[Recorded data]
==========
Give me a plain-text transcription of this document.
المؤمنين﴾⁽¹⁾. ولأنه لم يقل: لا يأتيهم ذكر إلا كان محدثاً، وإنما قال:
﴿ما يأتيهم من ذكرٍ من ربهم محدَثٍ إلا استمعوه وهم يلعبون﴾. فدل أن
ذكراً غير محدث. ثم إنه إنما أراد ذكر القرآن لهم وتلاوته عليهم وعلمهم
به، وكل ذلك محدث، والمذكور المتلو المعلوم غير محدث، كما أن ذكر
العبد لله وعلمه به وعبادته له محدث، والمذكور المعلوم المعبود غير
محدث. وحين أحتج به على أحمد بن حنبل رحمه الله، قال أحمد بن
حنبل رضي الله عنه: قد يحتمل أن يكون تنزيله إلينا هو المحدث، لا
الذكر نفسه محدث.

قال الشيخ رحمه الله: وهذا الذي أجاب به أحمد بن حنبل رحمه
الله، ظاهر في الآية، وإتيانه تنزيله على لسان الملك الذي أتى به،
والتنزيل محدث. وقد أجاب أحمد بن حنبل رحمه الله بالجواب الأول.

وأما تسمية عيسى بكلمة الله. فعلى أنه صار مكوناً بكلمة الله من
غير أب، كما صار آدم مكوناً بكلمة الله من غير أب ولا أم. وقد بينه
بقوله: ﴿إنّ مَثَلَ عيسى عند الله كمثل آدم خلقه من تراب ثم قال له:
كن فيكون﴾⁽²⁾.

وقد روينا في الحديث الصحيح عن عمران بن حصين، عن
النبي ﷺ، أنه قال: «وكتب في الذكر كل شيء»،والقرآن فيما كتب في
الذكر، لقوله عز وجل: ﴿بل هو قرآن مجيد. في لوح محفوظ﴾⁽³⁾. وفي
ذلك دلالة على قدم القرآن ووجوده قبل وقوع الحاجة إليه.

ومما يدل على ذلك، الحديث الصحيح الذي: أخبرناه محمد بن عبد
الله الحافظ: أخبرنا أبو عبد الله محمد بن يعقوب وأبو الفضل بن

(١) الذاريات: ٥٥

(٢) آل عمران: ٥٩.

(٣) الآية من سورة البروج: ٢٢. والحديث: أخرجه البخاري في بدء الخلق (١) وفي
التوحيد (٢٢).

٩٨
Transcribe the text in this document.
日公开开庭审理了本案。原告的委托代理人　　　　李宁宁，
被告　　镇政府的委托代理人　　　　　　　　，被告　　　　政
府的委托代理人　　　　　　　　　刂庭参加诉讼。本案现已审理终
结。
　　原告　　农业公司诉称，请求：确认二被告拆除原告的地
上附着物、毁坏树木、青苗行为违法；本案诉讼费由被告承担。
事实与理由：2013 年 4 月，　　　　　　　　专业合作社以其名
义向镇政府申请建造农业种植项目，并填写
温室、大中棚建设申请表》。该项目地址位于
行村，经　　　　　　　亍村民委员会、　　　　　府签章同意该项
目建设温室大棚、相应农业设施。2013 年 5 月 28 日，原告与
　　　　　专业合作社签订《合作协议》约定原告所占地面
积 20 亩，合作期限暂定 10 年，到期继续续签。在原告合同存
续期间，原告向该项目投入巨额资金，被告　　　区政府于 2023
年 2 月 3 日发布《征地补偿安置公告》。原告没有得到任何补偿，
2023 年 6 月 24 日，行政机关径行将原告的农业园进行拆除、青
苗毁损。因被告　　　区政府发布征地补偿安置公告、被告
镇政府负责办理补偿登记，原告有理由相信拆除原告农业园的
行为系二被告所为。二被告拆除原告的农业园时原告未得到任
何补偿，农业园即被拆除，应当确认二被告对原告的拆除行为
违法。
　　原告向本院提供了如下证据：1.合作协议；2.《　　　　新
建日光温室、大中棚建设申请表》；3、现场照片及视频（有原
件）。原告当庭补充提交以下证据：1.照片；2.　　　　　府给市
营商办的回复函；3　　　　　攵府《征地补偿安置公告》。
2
==========
▶ [Stated problem]:
All of the entries must be written out exactly as they stand.

▶ [Response to this task]:
Give me a plain-text transcription of this document.
المؤمنين﴾⁽¹⁾. ولأنه لم يقل: لا يأتيهم ذكر إلا كان محدثاً، وإنما قال:
﴿ما يأتيهم من ذكرٍ من ربهم محدَثٍ إلا استمعوه وهم يلعبون﴾. فدل أن
ذكراً غير محدث. ثم إنه إنما أراد ذكر القرآن لهم وتلاوته عليهم وعلمهم
به، وكل ذلك محدث، والمذكور المتلو المعلوم غير محدث، كما أن ذكر
العبد لله وعلمه به وعبادته له محدث، والمذكور المعلوم المعبود غير
محدث. وحين أحتج به على أحمد بن حنبل رحمه الله، قال أحمد بن
حنبل رضي الله عنه: قد يحتمل أن يكون تنزيله إلينا هو المحدث، لا
الذكر نفسه محدث.

قال الشيخ رحمه الله: وهذا الذي أجاب به أحمد بن حنبل رحمه
الله، ظاهر في الآية، وإتيانه تنزيله على لسان الملك الذي أتى به،
والتنزيل محدث. وقد أجاب أحمد بن حنبل رحمه الله بالجواب الأول.

وأما تسمية عيسى بكلمة الله. فعلى أنه صار مكوناً بكلمة الله من
غير أب، كما صار آدم مكوناً بكلمة الله من غير أب ولا أم. وقد بينه
بقوله: ﴿إنّ مَثَلَ عيسى عند الله كمثل آدم خلقه من تراب ثم قال له:
كن فيكون﴾⁽²⁾.

وقد روينا في الحديث الصحيح عن عمران بن حصين، عن
النبي ﷺ، أنه قال: «وكتب في الذكر كل شيء»،والقرآن فيما كتب في
الذكر، لقوله عز وجل: ﴿بل هو قرآن مجيد. في لوح محفوظ﴾⁽³⁾. وفي
ذلك دلالة على قدم القرآن ووجوده قبل وقوع الحاجة إليه.

ومما يدل على ذلك، الحديث الصحيح الذي: أخبرناه محمد بن عبد
الله الحافظ: أخبرنا أبو عبد الله محمد بن يعقوب وأبو الفضل بن

(١) الذاريات: ٥٥

(٢) آل عمران: ٥٩.

(٣) الآية من سورة البروج: ٢٢. والحديث: أخرجه البخاري في بدء الخلق (١) وفي
التوحيد (٢٢).

٩٨
Transcribe the text in this document.
日公开开庭审理了本案。原告的委托代理人　　　　李宁宁，
被告　　镇政府的委托代理人　　　　　　　　，被告　　　　政
府的委托代理人　　　　　　　　　刂庭参加诉讼。本案现已审理终
结。
　　原告　　农业公司诉称，请求：确认二被告拆除原告的地
上附着物、毁坏树木、青苗行为违法；本案诉讼费由被告承担。
事实与理由：2013 年 4 月，　　　　　　　　专业合作社以其名
义向镇政府申请建造农业种植项目，并填写
温室、大中棚建设申请表》。该项目地址位于
行村，经　　　　　　　亍村民委员会、　　　　　府签章同意该项
目建设温室大棚、相应农业设施。2013 年 5 月 28 日，原告与
　　　　　专业合作社签订《合作协议》约定原告所占地面
积 20 亩，合作期限暂定 10 年，到期继续续签。在原告合同存
续期间，原告向该项目投入巨额资金，被告　　　区政府于 2023
年 2 月 3 日发布《征地补偿安置公告》。原告没有得到任何补偿，
2023 年 6 月 24 日，行政机关径行将原告的农业园进行拆除、青
苗毁损。因被告　　　区政府发布征地补偿安置公告、被告
镇政府负责办理补偿登记，原告有理由相信拆除原告农业园的
行为系二被告所为。二被告拆除原告的农业园时原告未得到任
何补偿，农业园即被拆除，应当确认二被告对原告的拆除行为
违法。
　　原告向本院提供了如下证据：1.合作协议；2.《　　　　新
建日光温室、大中棚建设申请表》；3、现场照片及视频（有原
件）。原告当庭补充提交以下证据：1.照片；2.　　　　　府给市
营商办的回复函；3　　　　　攵府《征地补偿安置公告》。
2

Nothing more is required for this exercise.